Directive » Copy all of the material exactly. Pictures are not to appear in the copy.

──────── Exercise inputs

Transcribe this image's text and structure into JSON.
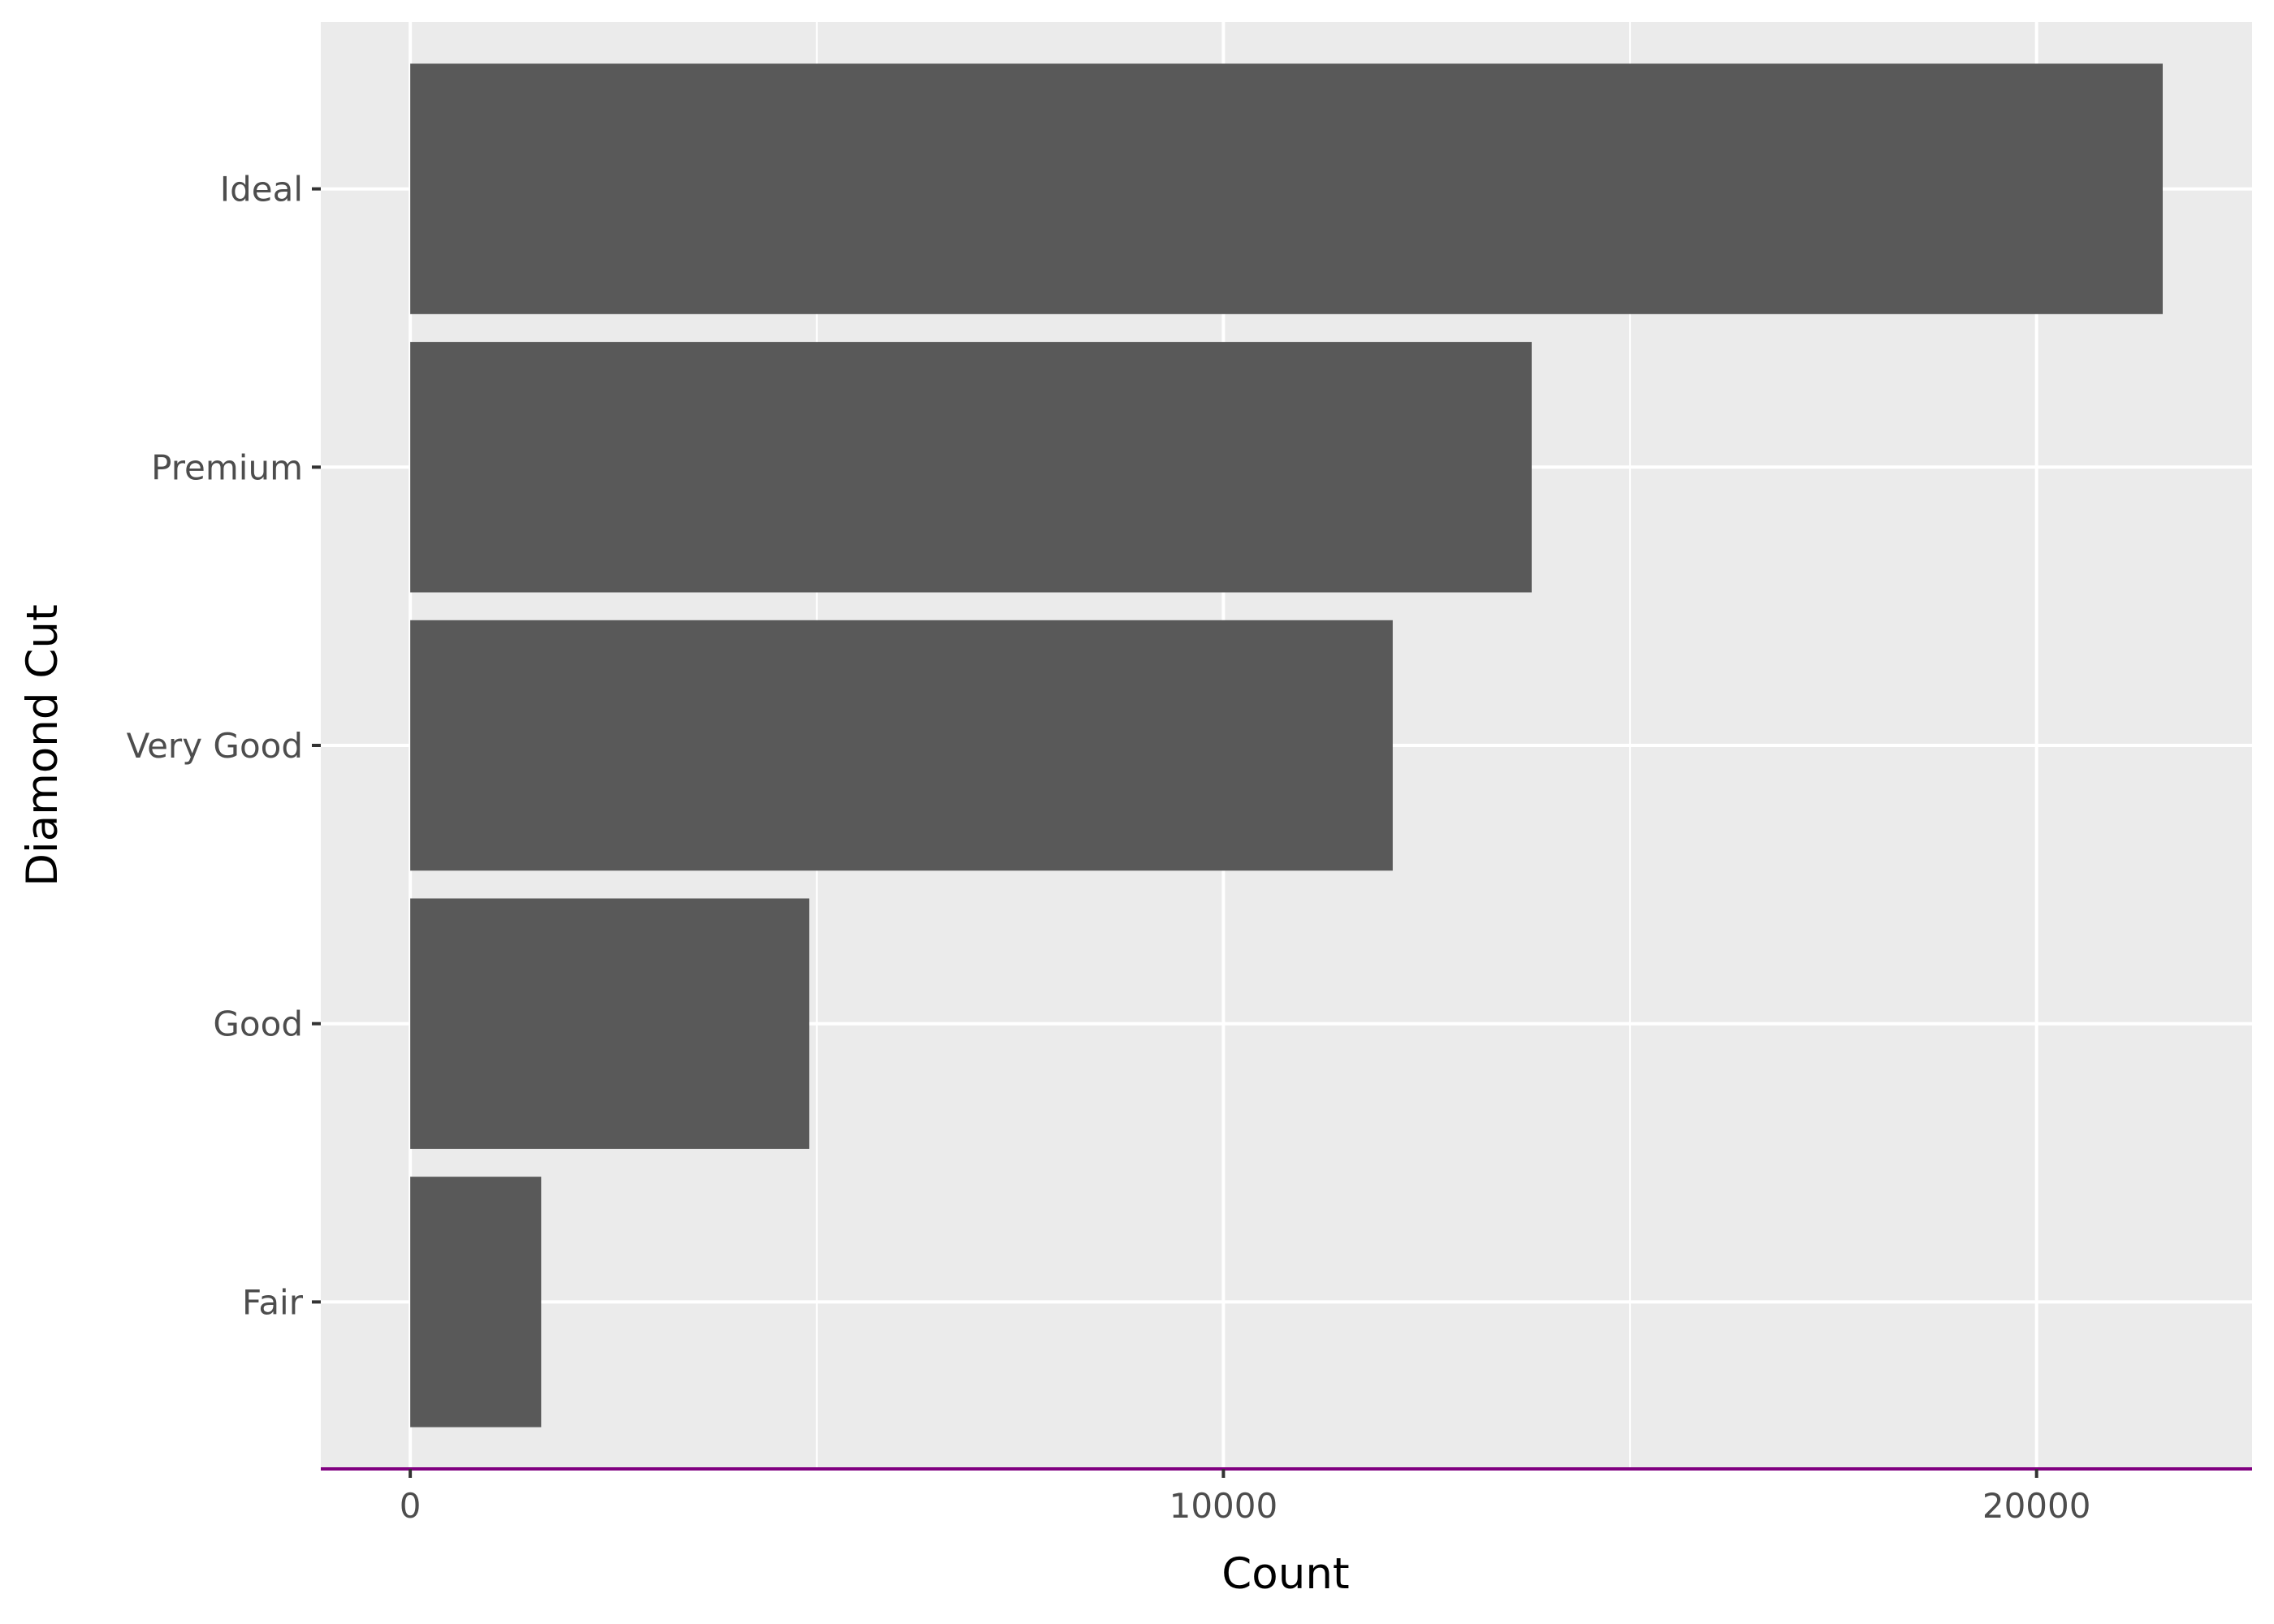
{
  "chart_data": {
    "type": "bar",
    "orientation": "horizontal",
    "categories": [
      "Ideal",
      "Premium",
      "Very Good",
      "Good",
      "Fair"
    ],
    "values": [
      21551,
      13791,
      12082,
      4906,
      1610
    ],
    "xlabel": "Count",
    "ylabel": "Diamond Cut",
    "xlim": [
      -1100,
      22650
    ],
    "x_ticks": [
      "0",
      "10000",
      "20000"
    ],
    "x_tick_values": [
      0,
      10000,
      20000
    ],
    "x_minor_values": [
      5000,
      15000
    ],
    "grid": true,
    "legend": "none",
    "colors": {
      "bar": "#595959",
      "panel": "#EBEBEB",
      "grid": "#FFFFFF",
      "x_axis_line": "#800080",
      "tick_text": "#4D4D4D",
      "title_text": "#000000"
    }
  }
}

────────────────

Answer »
Transcribe this image's text and structure into JSON.
{
  "chart_data": {
    "type": "bar",
    "orientation": "horizontal",
    "categories": [
      "Ideal",
      "Premium",
      "Very Good",
      "Good",
      "Fair"
    ],
    "values": [
      21551,
      13791,
      12082,
      4906,
      1610
    ],
    "xlabel": "Count",
    "ylabel": "Diamond Cut",
    "xlim": [
      -1100,
      22650
    ],
    "x_ticks": [
      "0",
      "10000",
      "20000"
    ],
    "x_tick_values": [
      0,
      10000,
      20000
    ],
    "x_minor_values": [
      5000,
      15000
    ],
    "grid": true,
    "legend": "none",
    "colors": {
      "bar": "#595959",
      "panel": "#EBEBEB",
      "grid": "#FFFFFF",
      "x_axis_line": "#800080",
      "tick_text": "#4D4D4D",
      "title_text": "#000000"
    }
  }
}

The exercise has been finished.